* START *
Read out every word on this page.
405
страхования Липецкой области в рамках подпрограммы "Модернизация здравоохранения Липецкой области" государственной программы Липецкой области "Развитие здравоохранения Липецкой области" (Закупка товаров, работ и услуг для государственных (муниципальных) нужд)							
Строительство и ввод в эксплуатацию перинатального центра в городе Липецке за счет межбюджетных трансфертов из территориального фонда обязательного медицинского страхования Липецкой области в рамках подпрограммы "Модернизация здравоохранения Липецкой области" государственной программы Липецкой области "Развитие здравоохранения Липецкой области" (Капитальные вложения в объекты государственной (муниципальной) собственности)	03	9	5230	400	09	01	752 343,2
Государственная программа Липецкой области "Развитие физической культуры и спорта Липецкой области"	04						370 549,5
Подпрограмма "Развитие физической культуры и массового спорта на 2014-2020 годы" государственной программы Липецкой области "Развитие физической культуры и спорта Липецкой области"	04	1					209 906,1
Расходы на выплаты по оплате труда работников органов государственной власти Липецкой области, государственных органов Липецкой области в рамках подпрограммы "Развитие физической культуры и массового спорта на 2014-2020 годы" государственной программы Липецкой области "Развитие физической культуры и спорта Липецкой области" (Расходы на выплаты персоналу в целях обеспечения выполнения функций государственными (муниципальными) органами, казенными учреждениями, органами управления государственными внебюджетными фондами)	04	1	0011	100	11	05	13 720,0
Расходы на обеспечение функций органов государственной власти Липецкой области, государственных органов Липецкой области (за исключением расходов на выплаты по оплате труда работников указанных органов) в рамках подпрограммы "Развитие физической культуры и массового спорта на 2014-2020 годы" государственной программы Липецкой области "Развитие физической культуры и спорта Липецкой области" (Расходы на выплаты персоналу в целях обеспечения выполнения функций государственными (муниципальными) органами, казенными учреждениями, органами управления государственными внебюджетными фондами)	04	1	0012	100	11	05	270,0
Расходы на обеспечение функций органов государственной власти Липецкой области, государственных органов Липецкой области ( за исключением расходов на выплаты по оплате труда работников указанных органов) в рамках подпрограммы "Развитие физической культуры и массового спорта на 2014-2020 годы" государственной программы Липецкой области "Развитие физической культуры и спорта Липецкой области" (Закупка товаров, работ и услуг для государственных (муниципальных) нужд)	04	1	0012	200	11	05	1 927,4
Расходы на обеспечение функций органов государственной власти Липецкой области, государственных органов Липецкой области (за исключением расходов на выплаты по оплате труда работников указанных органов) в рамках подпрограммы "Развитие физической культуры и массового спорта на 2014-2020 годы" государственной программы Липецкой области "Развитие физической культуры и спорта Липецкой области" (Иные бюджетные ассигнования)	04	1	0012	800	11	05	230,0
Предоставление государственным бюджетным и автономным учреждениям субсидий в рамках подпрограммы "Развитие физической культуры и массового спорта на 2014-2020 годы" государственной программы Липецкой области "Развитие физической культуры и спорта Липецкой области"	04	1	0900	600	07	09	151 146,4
* END *
(REQUIRED TASK): Give solely the number of lines in the data that contain the string "страхования".

(FINAL RESULT): 2